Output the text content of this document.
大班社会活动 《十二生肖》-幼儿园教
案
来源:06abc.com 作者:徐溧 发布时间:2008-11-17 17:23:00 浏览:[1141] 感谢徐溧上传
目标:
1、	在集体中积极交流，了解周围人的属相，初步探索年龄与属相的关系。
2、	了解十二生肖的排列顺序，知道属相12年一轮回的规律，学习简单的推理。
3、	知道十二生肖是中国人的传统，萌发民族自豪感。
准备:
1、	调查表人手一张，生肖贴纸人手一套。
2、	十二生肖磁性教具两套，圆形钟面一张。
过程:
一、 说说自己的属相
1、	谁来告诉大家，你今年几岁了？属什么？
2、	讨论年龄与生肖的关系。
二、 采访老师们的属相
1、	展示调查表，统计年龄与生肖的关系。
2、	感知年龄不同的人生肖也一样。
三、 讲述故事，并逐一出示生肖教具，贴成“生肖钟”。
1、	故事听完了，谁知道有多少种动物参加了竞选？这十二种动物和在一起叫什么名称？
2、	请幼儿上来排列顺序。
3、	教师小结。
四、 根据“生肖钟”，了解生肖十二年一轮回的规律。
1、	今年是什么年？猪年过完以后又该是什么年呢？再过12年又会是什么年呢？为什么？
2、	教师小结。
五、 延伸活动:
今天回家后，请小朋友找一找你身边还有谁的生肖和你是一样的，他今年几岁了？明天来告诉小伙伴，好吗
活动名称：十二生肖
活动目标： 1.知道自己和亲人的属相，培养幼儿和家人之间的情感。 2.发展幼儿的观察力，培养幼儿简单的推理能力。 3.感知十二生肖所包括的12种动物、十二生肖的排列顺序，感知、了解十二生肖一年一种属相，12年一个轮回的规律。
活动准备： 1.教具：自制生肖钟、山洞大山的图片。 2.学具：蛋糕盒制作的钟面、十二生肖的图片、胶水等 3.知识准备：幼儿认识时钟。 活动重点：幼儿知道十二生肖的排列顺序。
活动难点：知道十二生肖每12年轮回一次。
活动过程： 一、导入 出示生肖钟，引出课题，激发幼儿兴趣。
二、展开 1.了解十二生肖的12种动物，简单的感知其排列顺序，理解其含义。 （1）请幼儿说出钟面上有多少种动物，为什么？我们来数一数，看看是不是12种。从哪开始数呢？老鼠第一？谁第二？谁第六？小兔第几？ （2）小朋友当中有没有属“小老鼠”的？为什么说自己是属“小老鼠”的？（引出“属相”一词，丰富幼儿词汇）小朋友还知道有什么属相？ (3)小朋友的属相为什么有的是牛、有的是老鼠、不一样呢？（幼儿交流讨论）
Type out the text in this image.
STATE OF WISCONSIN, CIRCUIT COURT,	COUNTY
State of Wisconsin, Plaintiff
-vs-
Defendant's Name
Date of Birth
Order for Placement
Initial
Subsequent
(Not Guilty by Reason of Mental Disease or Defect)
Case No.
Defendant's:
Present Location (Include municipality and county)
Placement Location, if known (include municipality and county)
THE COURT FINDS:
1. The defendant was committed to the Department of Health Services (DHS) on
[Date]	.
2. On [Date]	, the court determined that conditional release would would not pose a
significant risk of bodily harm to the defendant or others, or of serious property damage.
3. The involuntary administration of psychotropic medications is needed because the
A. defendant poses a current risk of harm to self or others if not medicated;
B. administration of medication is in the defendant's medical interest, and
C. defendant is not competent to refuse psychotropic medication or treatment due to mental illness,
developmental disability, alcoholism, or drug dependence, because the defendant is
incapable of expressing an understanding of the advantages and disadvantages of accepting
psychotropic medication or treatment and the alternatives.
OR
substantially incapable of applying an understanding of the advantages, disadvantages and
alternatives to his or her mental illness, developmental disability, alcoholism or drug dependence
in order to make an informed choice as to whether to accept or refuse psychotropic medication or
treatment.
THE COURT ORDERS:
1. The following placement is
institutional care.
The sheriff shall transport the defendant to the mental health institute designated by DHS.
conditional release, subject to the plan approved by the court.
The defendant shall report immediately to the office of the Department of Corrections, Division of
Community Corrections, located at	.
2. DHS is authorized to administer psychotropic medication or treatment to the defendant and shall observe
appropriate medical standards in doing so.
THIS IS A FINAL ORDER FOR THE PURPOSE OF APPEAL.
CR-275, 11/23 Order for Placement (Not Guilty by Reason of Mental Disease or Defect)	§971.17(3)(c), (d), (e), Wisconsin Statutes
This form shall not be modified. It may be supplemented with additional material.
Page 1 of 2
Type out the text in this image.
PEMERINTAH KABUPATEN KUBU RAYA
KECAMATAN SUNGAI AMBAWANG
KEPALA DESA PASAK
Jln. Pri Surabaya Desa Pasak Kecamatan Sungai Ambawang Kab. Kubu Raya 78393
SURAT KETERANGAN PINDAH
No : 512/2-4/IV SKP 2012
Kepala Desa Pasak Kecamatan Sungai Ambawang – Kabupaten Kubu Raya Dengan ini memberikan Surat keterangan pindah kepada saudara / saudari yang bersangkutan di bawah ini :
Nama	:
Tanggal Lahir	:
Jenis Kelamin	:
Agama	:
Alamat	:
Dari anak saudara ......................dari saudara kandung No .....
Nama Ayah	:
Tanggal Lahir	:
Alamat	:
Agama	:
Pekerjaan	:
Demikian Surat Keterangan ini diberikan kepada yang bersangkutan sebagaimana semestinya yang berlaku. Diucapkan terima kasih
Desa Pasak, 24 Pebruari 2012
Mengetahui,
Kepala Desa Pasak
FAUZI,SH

■ TASK PROMPT: Your task is to extract all of the records exactly.

■ RESULT:
Output the text content of this document.
大班社会活动 《十二生肖》-幼儿园教
案
来源:06abc.com 作者:徐溧 发布时间:2008-11-17 17:23:00 浏览:[1141] 感谢徐溧上传
目标:
1、	在集体中积极交流，了解周围人的属相，初步探索年龄与属相的关系。
2、	了解十二生肖的排列顺序，知道属相12年一轮回的规律，学习简单的推理。
3、	知道十二生肖是中国人的传统，萌发民族自豪感。
准备:
1、	调查表人手一张，生肖贴纸人手一套。
2、	十二生肖磁性教具两套，圆形钟面一张。
过程:
一、 说说自己的属相
1、	谁来告诉大家，你今年几岁了？属什么？
2、	讨论年龄与生肖的关系。
二、 采访老师们的属相
1、	展示调查表，统计年龄与生肖的关系。
2、	感知年龄不同的人生肖也一样。
三、 讲述故事，并逐一出示生肖教具，贴成“生肖钟”。
1、	故事听完了，谁知道有多少种动物参加了竞选？这十二种动物和在一起叫什么名称？
2、	请幼儿上来排列顺序。
3、	教师小结。
四、 根据“生肖钟”，了解生肖十二年一轮回的规律。
1、	今年是什么年？猪年过完以后又该是什么年呢？再过12年又会是什么年呢？为什么？
2、	教师小结。
五、 延伸活动:
今天回家后，请小朋友找一找你身边还有谁的生肖和你是一样的，他今年几岁了？明天来告诉小伙伴，好吗
活动名称：十二生肖
活动目标： 1.知道自己和亲人的属相，培养幼儿和家人之间的情感。 2.发展幼儿的观察力，培养幼儿简单的推理能力。 3.感知十二生肖所包括的12种动物、十二生肖的排列顺序，感知、了解十二生肖一年一种属相，12年一个轮回的规律。
活动准备： 1.教具：自制生肖钟、山洞大山的图片。 2.学具：蛋糕盒制作的钟面、十二生肖的图片、胶水等 3.知识准备：幼儿认识时钟。 活动重点：幼儿知道十二生肖的排列顺序。
活动难点：知道十二生肖每12年轮回一次。
活动过程： 一、导入 出示生肖钟，引出课题，激发幼儿兴趣。
二、展开 1.了解十二生肖的12种动物，简单的感知其排列顺序，理解其含义。 （1）请幼儿说出钟面上有多少种动物，为什么？我们来数一数，看看是不是12种。从哪开始数呢？老鼠第一？谁第二？谁第六？小兔第几？ （2）小朋友当中有没有属“小老鼠”的？为什么说自己是属“小老鼠”的？（引出“属相”一词，丰富幼儿词汇）小朋友还知道有什么属相？ (3)小朋友的属相为什么有的是牛、有的是老鼠、不一样呢？（幼儿交流讨论）
Type out the text in this image.
STATE OF WISCONSIN, CIRCUIT COURT,	COUNTY
State of Wisconsin, Plaintiff
-vs-
Defendant's Name
Date of Birth
Order for Placement
Initial
Subsequent
(Not Guilty by Reason of Mental Disease or Defect)
Case No.
Defendant's:
Present Location (Include municipality and county)
Placement Location, if known (include municipality and county)
THE COURT FINDS:
1. The defendant was committed to the Department of Health Services (DHS) on
[Date]	.
2. On [Date]	, the court determined that conditional release would would not pose a
significant risk of bodily harm to the defendant or others, or of serious property damage.
3. The involuntary administration of psychotropic medications is needed because the
A. defendant poses a current risk of harm to self or others if not medicated;
B. administration of medication is in the defendant's medical interest, and
C. defendant is not competent to refuse psychotropic medication or treatment due to mental illness,
developmental disability, alcoholism, or drug dependence, because the defendant is
incapable of expressing an understanding of the advantages and disadvantages of accepting
psychotropic medication or treatment and the alternatives.
OR
substantially incapable of applying an understanding of the advantages, disadvantages and
alternatives to his or her mental illness, developmental disability, alcoholism or drug dependence
in order to make an informed choice as to whether to accept or refuse psychotropic medication or
treatment.
THE COURT ORDERS:
1. The following placement is
institutional care.
The sheriff shall transport the defendant to the mental health institute designated by DHS.
conditional release, subject to the plan approved by the court.
The defendant shall report immediately to the office of the Department of Corrections, Division of
Community Corrections, located at	.
2. DHS is authorized to administer psychotropic medication or treatment to the defendant and shall observe
appropriate medical standards in doing so.
THIS IS A FINAL ORDER FOR THE PURPOSE OF APPEAL.
CR-275, 11/23 Order for Placement (Not Guilty by Reason of Mental Disease or Defect)	§971.17(3)(c), (d), (e), Wisconsin Statutes
This form shall not be modified. It may be supplemented with additional material.
Page 1 of 2
Type out the text in this image.
PEMERINTAH KABUPATEN KUBU RAYA
KECAMATAN SUNGAI AMBAWANG
KEPALA DESA PASAK
Jln. Pri Surabaya Desa Pasak Kecamatan Sungai Ambawang Kab. Kubu Raya 78393
SURAT KETERANGAN PINDAH
No : 512/2-4/IV SKP 2012
Kepala Desa Pasak Kecamatan Sungai Ambawang – Kabupaten Kubu Raya Dengan ini memberikan Surat keterangan pindah kepada saudara / saudari yang bersangkutan di bawah ini :
Nama	:
Tanggal Lahir	:
Jenis Kelamin	:
Agama	:
Alamat	:
Dari anak saudara ......................dari saudara kandung No .....
Nama Ayah	:
Tanggal Lahir	:
Alamat	:
Agama	:
Pekerjaan	:
Demikian Surat Keterangan ini diberikan kepada yang bersangkutan sebagaimana semestinya yang berlaku. Diucapkan terima kasih
Desa Pasak, 24 Pebruari 2012
Mengetahui,
Kepala Desa Pasak
FAUZI,SH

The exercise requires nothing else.